To do. Write the entries below out again exactly; any picture in them stays out.

-- begin Input --

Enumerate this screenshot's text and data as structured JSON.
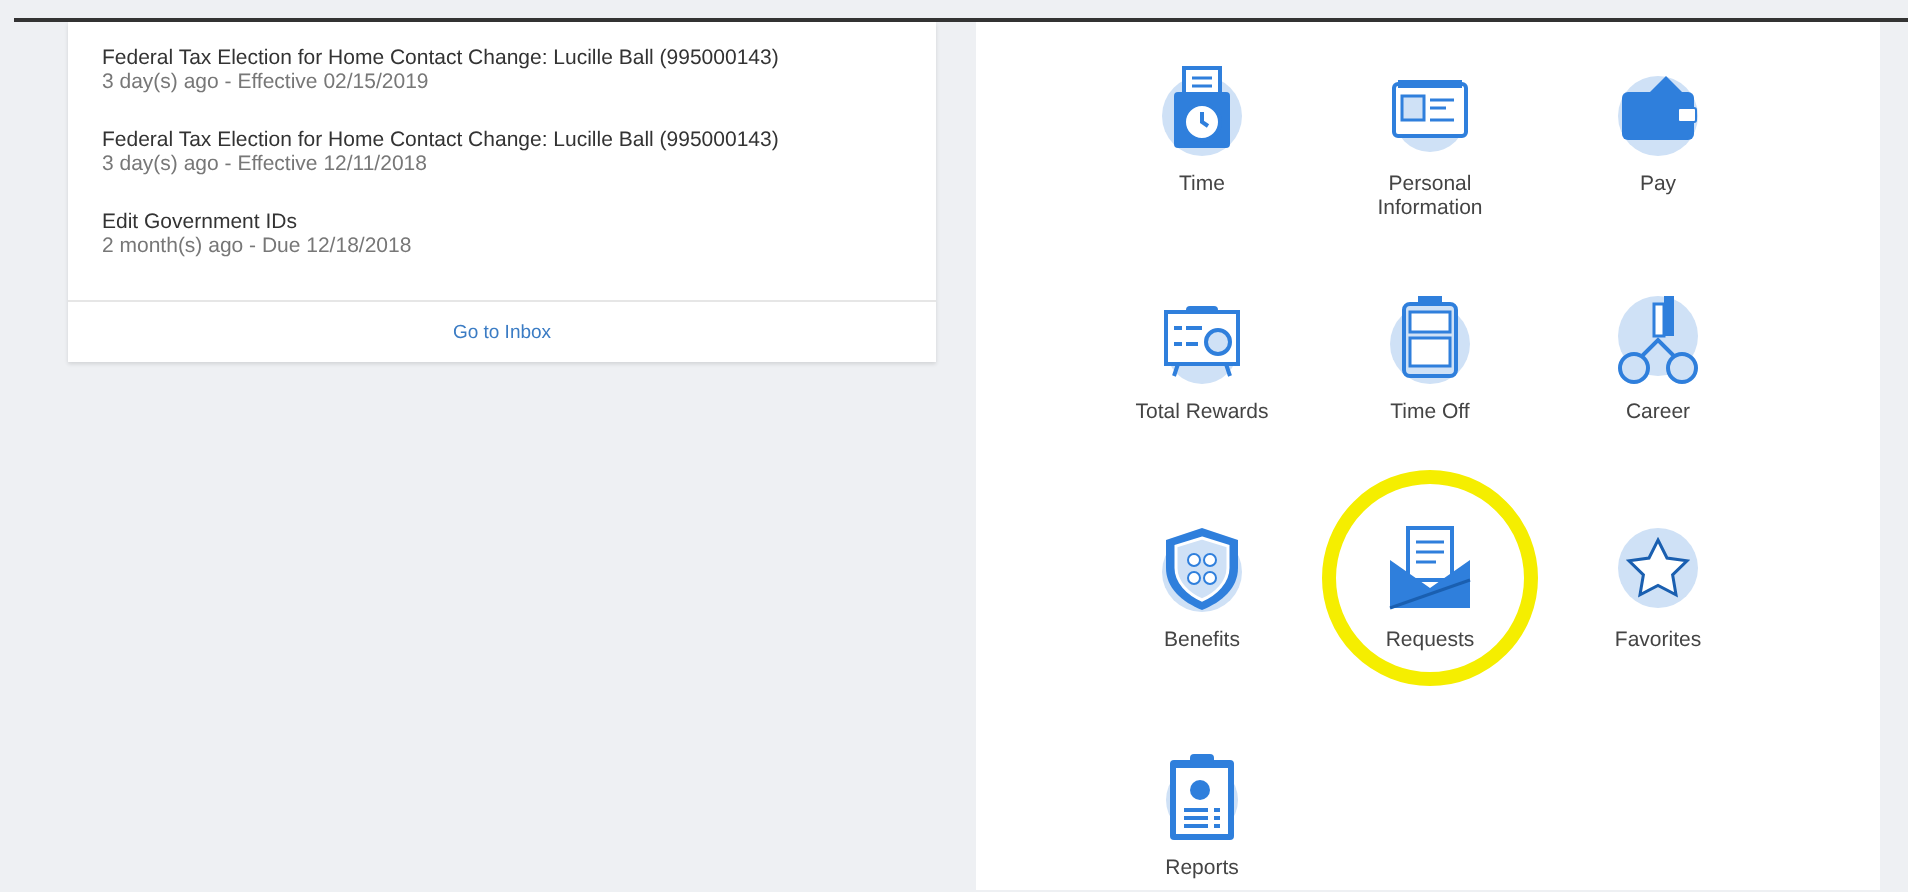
{
  "inbox": {
    "items": [
      {
        "title": "Federal Tax Election for Home Contact Change: Lucille Ball (995000143)",
        "detail": "3 day(s) ago - Effective 02/15/2019"
      },
      {
        "title": "Federal Tax Election for Home Contact Change: Lucille Ball (995000143)",
        "detail": "3 day(s) ago - Effective 12/11/2018"
      },
      {
        "title": "Edit Government IDs",
        "detail": "2 month(s) ago - Due 12/18/2018"
      }
    ],
    "link": "Go to Inbox"
  },
  "apps": [
    {
      "kind": "time",
      "label": "Time",
      "highlighted": false
    },
    {
      "kind": "id-card",
      "label": "Personal Information",
      "highlighted": false
    },
    {
      "kind": "wallet",
      "label": "Pay",
      "highlighted": false
    },
    {
      "kind": "board",
      "label": "Total Rewards",
      "highlighted": false
    },
    {
      "kind": "suitcase",
      "label": "Time Off",
      "highlighted": false
    },
    {
      "kind": "people",
      "label": "Career",
      "highlighted": false
    },
    {
      "kind": "shield",
      "label": "Benefits",
      "highlighted": false
    },
    {
      "kind": "envelope",
      "label": "Requests",
      "highlighted": true
    },
    {
      "kind": "star",
      "label": "Favorites",
      "highlighted": false
    },
    {
      "kind": "clipboard",
      "label": "Reports",
      "highlighted": false
    }
  ]
}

-- end Input --

Problem solution.
Enumerate this screenshot's text and data as structured JSON.
{
  "inbox": {
    "items": [
      {
        "title": "Federal Tax Election for Home Contact Change: Lucille Ball (995000143)",
        "detail": "3 day(s) ago - Effective 02/15/2019"
      },
      {
        "title": "Federal Tax Election for Home Contact Change: Lucille Ball (995000143)",
        "detail": "3 day(s) ago - Effective 12/11/2018"
      },
      {
        "title": "Edit Government IDs",
        "detail": "2 month(s) ago - Due 12/18/2018"
      }
    ],
    "link": "Go to Inbox"
  },
  "apps": [
    {
      "kind": "time",
      "label": "Time",
      "highlighted": false
    },
    {
      "kind": "id-card",
      "label": "Personal Information",
      "highlighted": false
    },
    {
      "kind": "wallet",
      "label": "Pay",
      "highlighted": false
    },
    {
      "kind": "board",
      "label": "Total Rewards",
      "highlighted": false
    },
    {
      "kind": "suitcase",
      "label": "Time Off",
      "highlighted": false
    },
    {
      "kind": "people",
      "label": "Career",
      "highlighted": false
    },
    {
      "kind": "shield",
      "label": "Benefits",
      "highlighted": false
    },
    {
      "kind": "envelope",
      "label": "Requests",
      "highlighted": true
    },
    {
      "kind": "star",
      "label": "Favorites",
      "highlighted": false
    },
    {
      "kind": "clipboard",
      "label": "Reports",
      "highlighted": false
    }
  ]
}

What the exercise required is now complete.